Data for this exercise
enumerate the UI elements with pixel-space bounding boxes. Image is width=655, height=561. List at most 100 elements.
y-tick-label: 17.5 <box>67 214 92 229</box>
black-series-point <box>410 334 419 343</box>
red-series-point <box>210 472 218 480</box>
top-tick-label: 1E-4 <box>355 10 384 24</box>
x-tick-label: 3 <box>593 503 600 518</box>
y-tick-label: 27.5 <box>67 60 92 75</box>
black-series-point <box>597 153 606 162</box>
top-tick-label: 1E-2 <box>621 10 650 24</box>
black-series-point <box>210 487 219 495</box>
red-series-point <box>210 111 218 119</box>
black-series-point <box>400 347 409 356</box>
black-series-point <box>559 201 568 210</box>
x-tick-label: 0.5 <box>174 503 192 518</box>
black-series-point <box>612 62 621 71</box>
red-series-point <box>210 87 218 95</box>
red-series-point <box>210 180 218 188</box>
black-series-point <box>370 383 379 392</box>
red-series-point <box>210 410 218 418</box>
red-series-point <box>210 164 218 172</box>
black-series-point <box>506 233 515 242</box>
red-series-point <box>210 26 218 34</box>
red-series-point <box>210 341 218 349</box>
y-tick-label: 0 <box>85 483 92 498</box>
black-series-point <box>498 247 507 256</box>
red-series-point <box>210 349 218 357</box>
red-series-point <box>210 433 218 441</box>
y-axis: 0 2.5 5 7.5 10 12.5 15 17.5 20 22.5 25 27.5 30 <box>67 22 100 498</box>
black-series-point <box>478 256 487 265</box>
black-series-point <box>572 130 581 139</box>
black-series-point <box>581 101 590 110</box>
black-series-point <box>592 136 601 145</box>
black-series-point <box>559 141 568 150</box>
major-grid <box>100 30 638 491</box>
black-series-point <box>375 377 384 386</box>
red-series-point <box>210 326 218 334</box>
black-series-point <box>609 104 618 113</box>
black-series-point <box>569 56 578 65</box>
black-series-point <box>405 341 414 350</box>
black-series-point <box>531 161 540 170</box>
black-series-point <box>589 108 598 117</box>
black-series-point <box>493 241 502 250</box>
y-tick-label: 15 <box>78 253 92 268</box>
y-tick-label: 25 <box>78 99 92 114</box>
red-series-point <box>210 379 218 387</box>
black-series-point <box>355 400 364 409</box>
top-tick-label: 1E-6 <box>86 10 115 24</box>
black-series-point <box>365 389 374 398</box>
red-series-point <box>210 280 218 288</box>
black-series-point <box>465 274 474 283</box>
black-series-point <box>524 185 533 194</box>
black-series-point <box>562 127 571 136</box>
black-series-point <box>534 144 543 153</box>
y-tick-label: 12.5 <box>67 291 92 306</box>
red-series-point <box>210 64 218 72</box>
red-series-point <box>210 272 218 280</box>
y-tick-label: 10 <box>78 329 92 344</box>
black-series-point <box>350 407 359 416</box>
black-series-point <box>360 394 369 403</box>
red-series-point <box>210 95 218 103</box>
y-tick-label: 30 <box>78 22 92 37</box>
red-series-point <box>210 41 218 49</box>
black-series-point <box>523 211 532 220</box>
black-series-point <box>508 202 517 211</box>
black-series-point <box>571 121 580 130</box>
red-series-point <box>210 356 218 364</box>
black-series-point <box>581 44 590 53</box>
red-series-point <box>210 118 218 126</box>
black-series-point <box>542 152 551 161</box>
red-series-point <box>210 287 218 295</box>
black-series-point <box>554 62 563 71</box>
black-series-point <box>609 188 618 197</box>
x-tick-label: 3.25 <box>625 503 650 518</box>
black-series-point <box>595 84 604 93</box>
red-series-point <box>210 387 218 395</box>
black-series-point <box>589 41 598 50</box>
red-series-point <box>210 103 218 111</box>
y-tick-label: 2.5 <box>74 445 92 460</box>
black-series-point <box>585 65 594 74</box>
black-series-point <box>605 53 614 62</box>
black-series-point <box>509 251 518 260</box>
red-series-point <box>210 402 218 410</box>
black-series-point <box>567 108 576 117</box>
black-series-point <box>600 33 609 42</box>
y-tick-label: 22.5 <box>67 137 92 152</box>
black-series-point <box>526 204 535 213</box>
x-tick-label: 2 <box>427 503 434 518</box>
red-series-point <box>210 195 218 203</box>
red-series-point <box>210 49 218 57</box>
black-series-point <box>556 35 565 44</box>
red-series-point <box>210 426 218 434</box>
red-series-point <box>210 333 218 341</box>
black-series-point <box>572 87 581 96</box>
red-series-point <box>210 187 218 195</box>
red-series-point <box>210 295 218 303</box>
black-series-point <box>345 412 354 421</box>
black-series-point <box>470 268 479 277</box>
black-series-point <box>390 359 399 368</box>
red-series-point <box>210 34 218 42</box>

What to do
Pick out every line in the entries above that contains the string "axis" and copy each of those lines in full.

In response
y-axis: 0 2.5 5 7.5 10 12.5 15 17.5 20 22.5 25 27.5 30 <box>67 22 100 498</box>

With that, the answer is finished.